*DIRECTIVE*. Extract the full set of records, then give each one again exactly.
──────
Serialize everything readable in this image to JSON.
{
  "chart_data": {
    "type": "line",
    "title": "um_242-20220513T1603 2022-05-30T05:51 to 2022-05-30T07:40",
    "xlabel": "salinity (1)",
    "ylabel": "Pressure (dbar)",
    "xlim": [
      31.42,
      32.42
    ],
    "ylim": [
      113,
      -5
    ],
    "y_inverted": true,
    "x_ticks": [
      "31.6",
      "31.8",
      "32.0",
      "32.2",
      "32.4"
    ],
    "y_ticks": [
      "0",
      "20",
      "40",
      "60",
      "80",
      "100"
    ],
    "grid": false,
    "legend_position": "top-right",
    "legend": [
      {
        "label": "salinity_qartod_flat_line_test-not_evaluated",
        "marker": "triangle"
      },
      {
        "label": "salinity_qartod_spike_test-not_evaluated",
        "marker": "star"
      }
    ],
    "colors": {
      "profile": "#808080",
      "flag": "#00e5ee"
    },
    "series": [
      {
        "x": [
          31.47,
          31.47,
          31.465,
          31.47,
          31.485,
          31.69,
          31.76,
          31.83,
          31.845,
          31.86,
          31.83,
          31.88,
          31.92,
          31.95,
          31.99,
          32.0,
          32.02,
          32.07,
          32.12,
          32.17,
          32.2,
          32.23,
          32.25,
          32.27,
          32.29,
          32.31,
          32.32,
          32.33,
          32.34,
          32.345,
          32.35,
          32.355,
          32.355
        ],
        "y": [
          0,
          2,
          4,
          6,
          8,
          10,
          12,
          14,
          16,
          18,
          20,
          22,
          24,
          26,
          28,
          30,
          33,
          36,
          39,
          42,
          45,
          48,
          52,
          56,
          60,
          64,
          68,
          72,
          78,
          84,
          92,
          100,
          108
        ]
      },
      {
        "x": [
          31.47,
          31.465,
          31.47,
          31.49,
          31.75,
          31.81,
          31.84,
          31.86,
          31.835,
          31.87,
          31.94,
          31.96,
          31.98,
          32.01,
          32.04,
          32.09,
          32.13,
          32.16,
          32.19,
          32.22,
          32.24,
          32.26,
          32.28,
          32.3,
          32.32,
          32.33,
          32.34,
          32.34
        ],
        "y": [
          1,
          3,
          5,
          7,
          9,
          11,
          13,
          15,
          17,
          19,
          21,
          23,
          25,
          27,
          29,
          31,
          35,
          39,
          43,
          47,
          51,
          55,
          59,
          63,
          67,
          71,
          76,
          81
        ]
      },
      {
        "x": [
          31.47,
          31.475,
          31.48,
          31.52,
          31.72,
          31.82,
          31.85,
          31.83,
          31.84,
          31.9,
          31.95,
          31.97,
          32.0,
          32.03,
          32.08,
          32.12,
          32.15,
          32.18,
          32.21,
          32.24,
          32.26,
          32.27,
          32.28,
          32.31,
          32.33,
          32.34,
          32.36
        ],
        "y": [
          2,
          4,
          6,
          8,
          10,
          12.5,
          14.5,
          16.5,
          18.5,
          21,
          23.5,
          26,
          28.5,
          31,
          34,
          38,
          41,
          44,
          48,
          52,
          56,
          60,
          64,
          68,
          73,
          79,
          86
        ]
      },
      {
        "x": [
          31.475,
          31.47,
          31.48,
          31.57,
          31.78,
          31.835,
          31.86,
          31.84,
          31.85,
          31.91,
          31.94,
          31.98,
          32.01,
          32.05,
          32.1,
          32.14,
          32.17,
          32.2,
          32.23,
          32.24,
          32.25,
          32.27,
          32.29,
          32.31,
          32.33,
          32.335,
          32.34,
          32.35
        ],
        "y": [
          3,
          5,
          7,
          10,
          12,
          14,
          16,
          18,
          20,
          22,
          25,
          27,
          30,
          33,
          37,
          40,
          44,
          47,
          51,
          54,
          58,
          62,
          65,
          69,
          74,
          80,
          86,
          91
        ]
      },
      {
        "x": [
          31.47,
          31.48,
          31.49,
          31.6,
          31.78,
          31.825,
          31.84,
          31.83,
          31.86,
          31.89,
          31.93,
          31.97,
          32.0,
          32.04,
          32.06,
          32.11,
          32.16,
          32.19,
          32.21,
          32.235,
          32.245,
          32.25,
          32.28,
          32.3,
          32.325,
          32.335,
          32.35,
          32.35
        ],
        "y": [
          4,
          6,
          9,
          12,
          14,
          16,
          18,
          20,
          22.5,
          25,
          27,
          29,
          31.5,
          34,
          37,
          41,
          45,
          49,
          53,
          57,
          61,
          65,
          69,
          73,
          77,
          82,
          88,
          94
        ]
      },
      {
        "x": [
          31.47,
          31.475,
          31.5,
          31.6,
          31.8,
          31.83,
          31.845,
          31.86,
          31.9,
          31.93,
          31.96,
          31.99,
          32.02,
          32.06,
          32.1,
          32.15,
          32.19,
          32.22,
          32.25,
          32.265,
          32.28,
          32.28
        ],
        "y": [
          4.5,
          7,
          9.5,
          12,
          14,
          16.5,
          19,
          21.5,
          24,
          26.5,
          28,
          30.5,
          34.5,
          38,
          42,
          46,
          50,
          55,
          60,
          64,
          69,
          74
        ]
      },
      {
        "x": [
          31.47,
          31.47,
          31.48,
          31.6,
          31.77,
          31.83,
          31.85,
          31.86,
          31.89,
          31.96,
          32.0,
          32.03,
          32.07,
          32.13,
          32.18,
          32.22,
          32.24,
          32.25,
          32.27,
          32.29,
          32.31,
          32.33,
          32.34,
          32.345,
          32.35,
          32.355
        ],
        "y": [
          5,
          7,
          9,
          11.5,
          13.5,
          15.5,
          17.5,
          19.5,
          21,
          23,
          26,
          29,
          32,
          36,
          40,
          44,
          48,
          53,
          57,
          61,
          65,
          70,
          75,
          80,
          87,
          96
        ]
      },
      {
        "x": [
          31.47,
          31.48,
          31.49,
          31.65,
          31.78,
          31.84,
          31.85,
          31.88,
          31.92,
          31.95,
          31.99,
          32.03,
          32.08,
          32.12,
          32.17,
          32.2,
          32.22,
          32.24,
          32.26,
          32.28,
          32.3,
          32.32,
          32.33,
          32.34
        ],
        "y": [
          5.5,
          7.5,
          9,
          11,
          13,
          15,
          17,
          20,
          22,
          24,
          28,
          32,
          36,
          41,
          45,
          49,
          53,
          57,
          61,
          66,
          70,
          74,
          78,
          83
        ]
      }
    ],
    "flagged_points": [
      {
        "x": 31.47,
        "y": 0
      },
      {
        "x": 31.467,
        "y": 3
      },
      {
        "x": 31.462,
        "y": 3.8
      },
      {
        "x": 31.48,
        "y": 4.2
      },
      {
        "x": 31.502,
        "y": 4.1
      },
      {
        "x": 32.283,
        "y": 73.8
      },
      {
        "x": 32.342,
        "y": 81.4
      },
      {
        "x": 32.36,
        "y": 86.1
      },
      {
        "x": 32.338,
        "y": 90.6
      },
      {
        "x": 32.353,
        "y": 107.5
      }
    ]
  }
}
──────
*COMPLETED EXERCISE*.
Serialize everything readable in this image to JSON.
{
  "chart_data": {
    "type": "line",
    "title": "um_242-20220513T1603 2022-05-30T05:51 to 2022-05-30T07:40",
    "xlabel": "salinity (1)",
    "ylabel": "Pressure (dbar)",
    "xlim": [
      31.42,
      32.42
    ],
    "ylim": [
      113,
      -5
    ],
    "y_inverted": true,
    "x_ticks": [
      "31.6",
      "31.8",
      "32.0",
      "32.2",
      "32.4"
    ],
    "y_ticks": [
      "0",
      "20",
      "40",
      "60",
      "80",
      "100"
    ],
    "grid": false,
    "legend_position": "top-right",
    "legend": [
      {
        "label": "salinity_qartod_flat_line_test-not_evaluated",
        "marker": "triangle"
      },
      {
        "label": "salinity_qartod_spike_test-not_evaluated",
        "marker": "star"
      }
    ],
    "colors": {
      "profile": "#808080",
      "flag": "#00e5ee"
    },
    "series": [
      {
        "x": [
          31.47,
          31.47,
          31.465,
          31.47,
          31.485,
          31.69,
          31.76,
          31.83,
          31.845,
          31.86,
          31.83,
          31.88,
          31.92,
          31.95,
          31.99,
          32.0,
          32.02,
          32.07,
          32.12,
          32.17,
          32.2,
          32.23,
          32.25,
          32.27,
          32.29,
          32.31,
          32.32,
          32.33,
          32.34,
          32.345,
          32.35,
          32.355,
          32.355
        ],
        "y": [
          0,
          2,
          4,
          6,
          8,
          10,
          12,
          14,
          16,
          18,
          20,
          22,
          24,
          26,
          28,
          30,
          33,
          36,
          39,
          42,
          45,
          48,
          52,
          56,
          60,
          64,
          68,
          72,
          78,
          84,
          92,
          100,
          108
        ]
      },
      {
        "x": [
          31.47,
          31.465,
          31.47,
          31.49,
          31.75,
          31.81,
          31.84,
          31.86,
          31.835,
          31.87,
          31.94,
          31.96,
          31.98,
          32.01,
          32.04,
          32.09,
          32.13,
          32.16,
          32.19,
          32.22,
          32.24,
          32.26,
          32.28,
          32.3,
          32.32,
          32.33,
          32.34,
          32.34
        ],
        "y": [
          1,
          3,
          5,
          7,
          9,
          11,
          13,
          15,
          17,
          19,
          21,
          23,
          25,
          27,
          29,
          31,
          35,
          39,
          43,
          47,
          51,
          55,
          59,
          63,
          67,
          71,
          76,
          81
        ]
      },
      {
        "x": [
          31.47,
          31.475,
          31.48,
          31.52,
          31.72,
          31.82,
          31.85,
          31.83,
          31.84,
          31.9,
          31.95,
          31.97,
          32.0,
          32.03,
          32.08,
          32.12,
          32.15,
          32.18,
          32.21,
          32.24,
          32.26,
          32.27,
          32.28,
          32.31,
          32.33,
          32.34,
          32.36
        ],
        "y": [
          2,
          4,
          6,
          8,
          10,
          12.5,
          14.5,
          16.5,
          18.5,
          21,
          23.5,
          26,
          28.5,
          31,
          34,
          38,
          41,
          44,
          48,
          52,
          56,
          60,
          64,
          68,
          73,
          79,
          86
        ]
      },
      {
        "x": [
          31.475,
          31.47,
          31.48,
          31.57,
          31.78,
          31.835,
          31.86,
          31.84,
          31.85,
          31.91,
          31.94,
          31.98,
          32.01,
          32.05,
          32.1,
          32.14,
          32.17,
          32.2,
          32.23,
          32.24,
          32.25,
          32.27,
          32.29,
          32.31,
          32.33,
          32.335,
          32.34,
          32.35
        ],
        "y": [
          3,
          5,
          7,
          10,
          12,
          14,
          16,
          18,
          20,
          22,
          25,
          27,
          30,
          33,
          37,
          40,
          44,
          47,
          51,
          54,
          58,
          62,
          65,
          69,
          74,
          80,
          86,
          91
        ]
      },
      {
        "x": [
          31.47,
          31.48,
          31.49,
          31.6,
          31.78,
          31.825,
          31.84,
          31.83,
          31.86,
          31.89,
          31.93,
          31.97,
          32.0,
          32.04,
          32.06,
          32.11,
          32.16,
          32.19,
          32.21,
          32.235,
          32.245,
          32.25,
          32.28,
          32.3,
          32.325,
          32.335,
          32.35,
          32.35
        ],
        "y": [
          4,
          6,
          9,
          12,
          14,
          16,
          18,
          20,
          22.5,
          25,
          27,
          29,
          31.5,
          34,
          37,
          41,
          45,
          49,
          53,
          57,
          61,
          65,
          69,
          73,
          77,
          82,
          88,
          94
        ]
      },
      {
        "x": [
          31.47,
          31.475,
          31.5,
          31.6,
          31.8,
          31.83,
          31.845,
          31.86,
          31.9,
          31.93,
          31.96,
          31.99,
          32.02,
          32.06,
          32.1,
          32.15,
          32.19,
          32.22,
          32.25,
          32.265,
          32.28,
          32.28
        ],
        "y": [
          4.5,
          7,
          9.5,
          12,
          14,
          16.5,
          19,
          21.5,
          24,
          26.5,
          28,
          30.5,
          34.5,
          38,
          42,
          46,
          50,
          55,
          60,
          64,
          69,
          74
        ]
      },
      {
        "x": [
          31.47,
          31.47,
          31.48,
          31.6,
          31.77,
          31.83,
          31.85,
          31.86,
          31.89,
          31.96,
          32.0,
          32.03,
          32.07,
          32.13,
          32.18,
          32.22,
          32.24,
          32.25,
          32.27,
          32.29,
          32.31,
          32.33,
          32.34,
          32.345,
          32.35,
          32.355
        ],
        "y": [
          5,
          7,
          9,
          11.5,
          13.5,
          15.5,
          17.5,
          19.5,
          21,
          23,
          26,
          29,
          32,
          36,
          40,
          44,
          48,
          53,
          57,
          61,
          65,
          70,
          75,
          80,
          87,
          96
        ]
      },
      {
        "x": [
          31.47,
          31.48,
          31.49,
          31.65,
          31.78,
          31.84,
          31.85,
          31.88,
          31.92,
          31.95,
          31.99,
          32.03,
          32.08,
          32.12,
          32.17,
          32.2,
          32.22,
          32.24,
          32.26,
          32.28,
          32.3,
          32.32,
          32.33,
          32.34
        ],
        "y": [
          5.5,
          7.5,
          9,
          11,
          13,
          15,
          17,
          20,
          22,
          24,
          28,
          32,
          36,
          41,
          45,
          49,
          53,
          57,
          61,
          66,
          70,
          74,
          78,
          83
        ]
      }
    ],
    "flagged_points": [
      {
        "x": 31.47,
        "y": 0
      },
      {
        "x": 31.467,
        "y": 3
      },
      {
        "x": 31.462,
        "y": 3.8
      },
      {
        "x": 31.48,
        "y": 4.2
      },
      {
        "x": 31.502,
        "y": 4.1
      },
      {
        "x": 32.283,
        "y": 73.8
      },
      {
        "x": 32.342,
        "y": 81.4
      },
      {
        "x": 32.36,
        "y": 86.1
      },
      {
        "x": 32.338,
        "y": 90.6
      },
      {
        "x": 32.353,
        "y": 107.5
      }
    ]
  }
}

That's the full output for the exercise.